STATED EXERCISE: Identify each line in the records below that contains the word "einer", and copy it.

DATASET ROWS:

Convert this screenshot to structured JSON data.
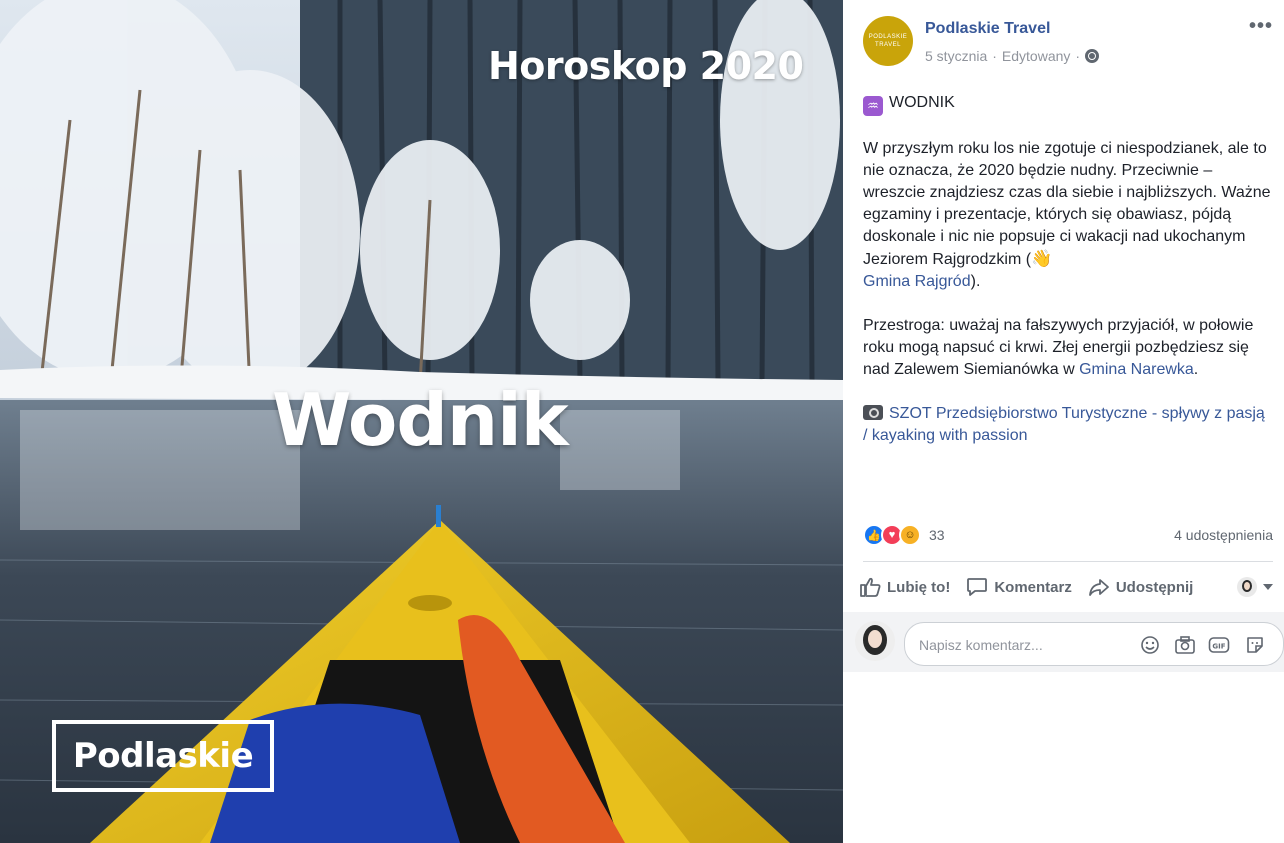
{
  "photo": {
    "overlay_title": "Horoskop 2020",
    "overlay_word": "Wodnik",
    "brand_box": "Podlaskie"
  },
  "post": {
    "avatar_line1": "PODLASKIE",
    "avatar_line2": "TRAVEL",
    "page_name": "Podlaskie Travel",
    "date": "5 stycznia",
    "sep1": "·",
    "edited": "Edytowany",
    "sep2": "·",
    "more_icon": "ellipsis-icon",
    "sign_glyph": "♒",
    "heading": "WODNIK",
    "para1_text": "W przyszłym roku los nie zgotuje ci niespodzianek, ale to nie oznacza, że 2020 będzie nudny. Przeciwnie – wreszcie znajdziesz czas dla siebie i najbliższych. Ważne egzaminy i prezentacje, których się obawiasz, pójdą doskonale i nic nie popsuje ci wakacji nad ukochanym Jeziorem Rajgrodzkim (",
    "para1_link": "Gmina Rajgród",
    "para1_end": ").",
    "para2_text": "Przestroga: uważaj na fałszywych przyjaciół, w połowie roku mogą napsuć ci krwi. Złej energii pozbędziesz się nad Zalewem Siemianówka w ",
    "para2_link": "Gmina Narewka",
    "para2_end": ".",
    "photo_credit_link": "SZOT Przedsiębiorstwo Turystyczne - spływy z pasją / kayaking with passion"
  },
  "stats": {
    "reaction_count": "33",
    "shares": "4 udostępnienia",
    "reactions": [
      "like-reaction-icon",
      "love-reaction-icon",
      "haha-reaction-icon"
    ]
  },
  "actions": {
    "like": "Lubię to!",
    "comment": "Komentarz",
    "share": "Udostępnij"
  },
  "comment": {
    "placeholder": "Napisz komentarz..."
  },
  "colors": {
    "link": "#385898",
    "avatar_gold": "#c9a40a",
    "muted": "#606770"
  }
}
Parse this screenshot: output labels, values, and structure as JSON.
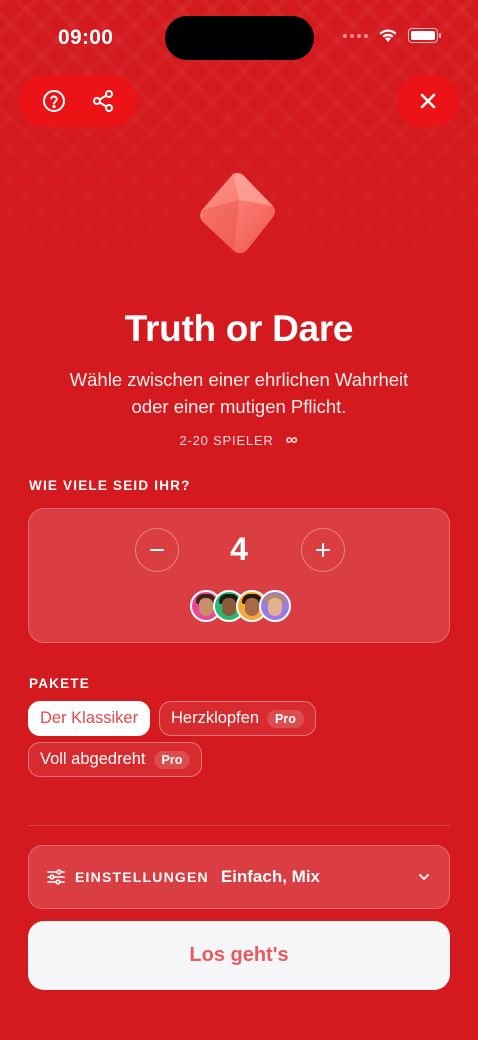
{
  "status": {
    "time": "09:00"
  },
  "hero": {
    "title": "Truth or Dare",
    "subtitle_line1": "Wähle zwischen einer ehrlichen Wahrheit",
    "subtitle_line2": "oder einer mutigen Pflicht.",
    "players_range": "2-20 SPIELER",
    "infinity": "∞"
  },
  "players": {
    "label": "WIE VIELE SEID IHR?",
    "count": "4",
    "minus": "−",
    "plus": "+"
  },
  "packs": {
    "label": "PAKETE",
    "items": [
      {
        "label": "Der Klassiker",
        "badge": ""
      },
      {
        "label": "Herzklopfen",
        "badge": "Pro"
      },
      {
        "label": "Voll abgedreht",
        "badge": "Pro"
      }
    ]
  },
  "settings": {
    "label": "EINSTELLUNGEN",
    "value": "Einfach, Mix"
  },
  "start": {
    "label": "Los geht's"
  },
  "colors": {
    "background": "#d41a1e",
    "accent": "#ec1317",
    "button_text": "#e85a5e"
  },
  "icons": [
    "help-icon",
    "share-icon",
    "close-icon",
    "gem-icon",
    "sliders-icon",
    "chevron-down-icon"
  ]
}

TASK SOLUTION:
    "subtitle_line1": "Wähle zwischen einer ehrlichen Wahrheit",
    "subtitle_line2": "oder einer mutigen Pflicht.",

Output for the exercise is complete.